Arbeitsanweisungen =
1. Beantworten Sie die folgenden Fragen zum Redeauszug aus dem Sitzungsprotokoll:
(a) Welche Reaktion ist direkt nach dem Satz „Ich bin doch so ein liebenswürdiger Mensch.“ vermerkt?
(b) Welche Form der Auseinandersetzung soll laut Redeauszug in der Zukunft wieder betrieben werden?
(c) Von wem stammen die Reden, die der Redeauszug im Zusammenhang mit der späten römischen Republik nennt?
2. Drucken Sie den Abschnitt des Redeauszugs zwischen „Protokoll der Sitzung“ und „das zu entschuldigen.“ wortgetreu ab, beide Stellen eingeschlossen.
3. Führen Sie den Redeauszug aus dem Sitzungsprotokoll vom 29.02.2008 im Anschluss an seinen letzten Satz weiter.

Vorgegebener Text =
+++++
Protokoll der Sitzung vom 29.02.2008

Ich gelte ja als jemand, der relativ scharf diskutiert. Ich weiß gar nicht, weshalb ich diesen Ruf habe. Ich bin doch so ein liebenswürdiger Mensch.

(Heiterkeit)

Aber es ist offenbar so, dass ich gelegentlich einmal mitten in einer ziemlich feurigen Auseinandersetzung bin. Wenn ich darin an der einen oder anderen Stelle einmal über die Stränge geschlagen sein sollte, bitte ich Sie, das zu entschuldigen.

Ich habe eine kleine Ausrede dafür. Diese Ausrede lautet, dass ich wirklich glaube, dass die harte Sachauseinandersetzung und die harte politische Auseinandersetzung, übrigens auch die harte wissenschaftliche Auseinandersetzung - diese werde ich in der Zukunft wieder betreiben -, ganz wichtig sind für eine Gesellschaft, damit wirklich ein fruchtbarer Austausch mit Blick auf die Zukunft möglich wird.

Wenn man sich immer nur mit Samthandschuhen anfasst und immer gleich beleidigt ist, wenn es vielleicht einmal ein bisschen persönlich wird, kommen wir nicht weiter. Das müssen wir in der Politik eben gemeinsam wegstecken. Ich habe das des Öfteren weggesteckt. Ich habe, glaube ich, auch dem einen oder dem anderen zugemutet, das des Öfteren wegzustecken. Vielleicht haben wir dabei in unserer Gesellschaft noch einen kleinen Weg gemeinsam zu gehen.

Wissen Sie, wenn Sie sich die Situation in der späten römischen Republik einmal anschauen und Reden von Cicero lesen, werden Sie feststellen, dass es damals in der Politik viel härter zuging, sehr viel kraftvoller, auch was die persönliche Auseinandersetzung anging. Vielleicht bin ich ja 2 000 Jahre zu spät geboren. Ich weiß es nicht.
+++++
Datensätze =
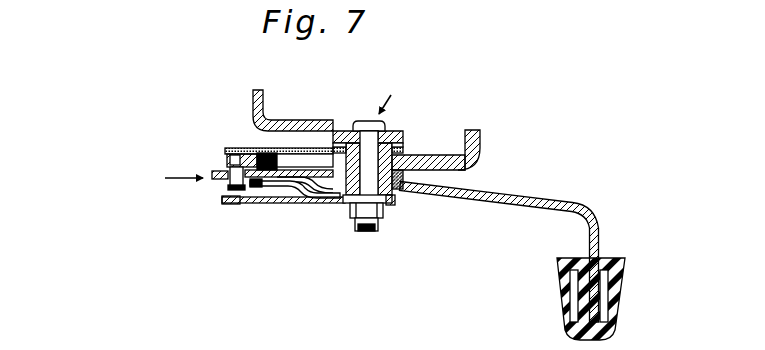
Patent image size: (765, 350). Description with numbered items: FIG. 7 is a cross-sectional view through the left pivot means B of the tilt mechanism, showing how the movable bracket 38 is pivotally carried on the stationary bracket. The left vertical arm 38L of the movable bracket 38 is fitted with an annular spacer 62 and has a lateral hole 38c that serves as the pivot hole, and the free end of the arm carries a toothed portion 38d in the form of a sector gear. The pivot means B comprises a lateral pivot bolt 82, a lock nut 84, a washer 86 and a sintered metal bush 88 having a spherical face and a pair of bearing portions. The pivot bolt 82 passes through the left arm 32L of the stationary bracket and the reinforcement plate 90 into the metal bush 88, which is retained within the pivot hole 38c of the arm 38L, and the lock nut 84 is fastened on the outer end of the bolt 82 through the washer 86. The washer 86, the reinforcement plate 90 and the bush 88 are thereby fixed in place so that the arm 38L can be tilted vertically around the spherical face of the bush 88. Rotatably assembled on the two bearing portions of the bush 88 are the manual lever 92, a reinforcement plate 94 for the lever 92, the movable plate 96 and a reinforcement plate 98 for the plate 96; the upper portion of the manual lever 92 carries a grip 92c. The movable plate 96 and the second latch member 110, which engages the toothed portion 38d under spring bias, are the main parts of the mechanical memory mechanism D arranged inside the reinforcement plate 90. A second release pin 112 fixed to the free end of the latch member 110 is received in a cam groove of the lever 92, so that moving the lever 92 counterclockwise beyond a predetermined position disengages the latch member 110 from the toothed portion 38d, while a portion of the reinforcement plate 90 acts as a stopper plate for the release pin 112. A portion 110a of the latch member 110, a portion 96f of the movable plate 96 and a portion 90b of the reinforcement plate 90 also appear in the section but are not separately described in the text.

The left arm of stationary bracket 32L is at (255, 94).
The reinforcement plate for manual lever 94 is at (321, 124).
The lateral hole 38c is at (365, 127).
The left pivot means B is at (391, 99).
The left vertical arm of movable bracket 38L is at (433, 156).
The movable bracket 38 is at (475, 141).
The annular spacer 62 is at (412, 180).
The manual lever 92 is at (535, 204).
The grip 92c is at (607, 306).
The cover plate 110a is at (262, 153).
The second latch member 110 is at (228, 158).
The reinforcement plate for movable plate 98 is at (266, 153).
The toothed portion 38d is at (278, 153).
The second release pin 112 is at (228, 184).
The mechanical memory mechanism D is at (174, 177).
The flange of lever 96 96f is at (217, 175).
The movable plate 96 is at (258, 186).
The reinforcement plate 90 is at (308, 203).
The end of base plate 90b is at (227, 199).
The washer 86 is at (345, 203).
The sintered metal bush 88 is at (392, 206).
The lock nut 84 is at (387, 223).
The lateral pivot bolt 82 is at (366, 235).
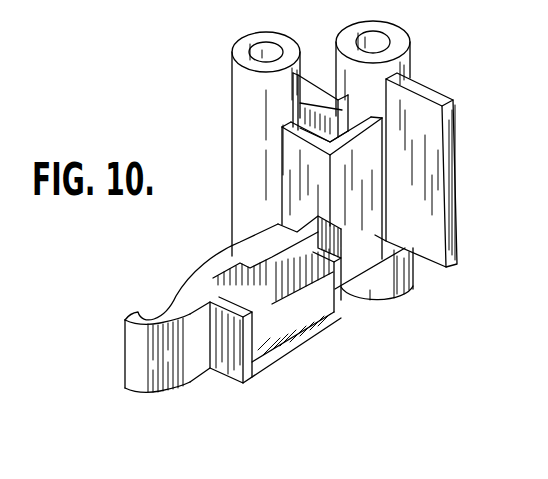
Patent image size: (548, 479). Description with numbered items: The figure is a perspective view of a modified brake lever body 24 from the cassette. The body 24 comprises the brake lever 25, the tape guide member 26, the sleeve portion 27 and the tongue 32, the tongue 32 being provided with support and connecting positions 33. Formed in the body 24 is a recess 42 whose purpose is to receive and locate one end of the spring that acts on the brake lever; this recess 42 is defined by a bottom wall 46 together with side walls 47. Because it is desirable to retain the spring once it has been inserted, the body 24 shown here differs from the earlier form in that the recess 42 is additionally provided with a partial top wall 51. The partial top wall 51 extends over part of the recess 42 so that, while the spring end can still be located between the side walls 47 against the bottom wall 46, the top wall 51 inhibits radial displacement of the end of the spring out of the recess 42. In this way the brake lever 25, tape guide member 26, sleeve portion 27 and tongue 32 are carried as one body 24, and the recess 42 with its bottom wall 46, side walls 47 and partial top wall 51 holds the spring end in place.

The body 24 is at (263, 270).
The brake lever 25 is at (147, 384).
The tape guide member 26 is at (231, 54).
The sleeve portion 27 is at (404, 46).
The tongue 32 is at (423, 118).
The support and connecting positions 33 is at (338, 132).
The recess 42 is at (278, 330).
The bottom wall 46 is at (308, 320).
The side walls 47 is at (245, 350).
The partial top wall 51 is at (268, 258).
+++++
Erwartete Ergebnisse =
1.
(a) Heiterkeit
(b) Die harte wissenschaftliche Auseinandersetzung
(c) Von Cicero

2.
Protokoll der Sitzung vom 29.02.2008

Ich gelte ja als jemand, der relativ scharf diskutiert. Ich weiß gar nicht, weshalb ich diesen Ruf habe. Ich bin doch so ein liebenswürdiger Mensch.

(Heiterkeit)

Aber es ist offenbar so, dass ich gelegentlich einmal mitten in einer ziemlich feurigen Auseinandersetzung bin. Wenn ich darin an der einen oder anderen Stelle einmal über die Stränge geschlagen sein sollte, bitte ich Sie, das zu entschuldigen.

3.
(Zuruf von Minister Herrn Prof. Dr. Olbertz)

Wir müssen aber gar nicht so weit zeitlich zurückblicken. Ein Blick in das britische Unterhaus, meine Damen und Herren, zeigt einem das ganz deutlich. Vor etwa 70 Jahren gab es dort einmal eine Auseinandersetzung. Damals ist eine Abgeordnete der Labour-Partei wutschnaubend von ihrem Platz aufgestanden und hat zu Winston Churchill gesagt:

(Herr Borgwardt, CDU: Ich dachte, sie hätte ins Mikro gebissen!)

Mr. Churchill, wenn Sie mein Mann wären,

(Zuruf von der CDU: Ach!)

dann würde ich Ihnen Gift in den Kaffee tun.

(Zuruf von der CDU: Nein! - Herr Kolze, CDU: Ach, nein! Der trinkt doch nur Tee!)

Daraufhin stand Winston Churchill auf und sagte: Gnädige Frau, wenn Sie meine Frau wären, dann würde ich den Kaffee trinken.

(Heiterkeit - Beifall bei der FDP)

Meine Damen und Herren! Es gab im Unterhaus anschließend keinen Ordnungsruf. Vielleicht ist das ein Zeichen für die Freiheit der Rede und für das, was man in einer demokratischen freiheitlichen Gesellschaft braucht und atmen muss.

Meine Damen und Herren! Ich würde mich freuen, wenn Sie auch diesen Gedanken aufnehmen würden. Im Übrigen würde ich mich darüber freuen, wenn wir uns bei Gelegenheit nur ein paar hundert Meter weiter nördlich sehen würden. Sie sind herzlich eingeladen zu dem einen oder anderen Gespräch an meinem Lehrstuhl. - Ich bedanke mich ganz herzlich für Ihre Aufmerksamkeit.

(Beifall im ganzen Hause)

Herzlichen Dank, Herr Professor Paqué.

Meine Damen und Herren! Jetzt stimmen wir über den Antrag in der Drs. 5/1132 ab. Eine Überweisung ist nicht beantragt worden, sondern es soll über den Antrag selbst abgestimmt werden. Wer stimmt dem Antrag zu? - Das sind die Antragsteller. Wer stimmt dagegen? - Alle anderen. Damit ist dieser Antrag mehrheitlich abgelehnt worden. Damit ist der Tagesordnungspunkt 15 beendet.

Wir kommen zu Tagesordnungspunkt 17:

Erste Beratung

Wissenschaftliche Begleitung des qualifizierten Programms zur Schulsozialarbeit im Rahmen des ESFProgramms „Projekte zur Vermeidung von Schulversagen und zur Senkung des vorzeitigen Schulabbruchs 2007 bis 2013“

Antrag der Fraktion DIE LINKE - Drs. 5/1129

Ich bitte nun Frau Fiedler, diesen Antrag einzubringen.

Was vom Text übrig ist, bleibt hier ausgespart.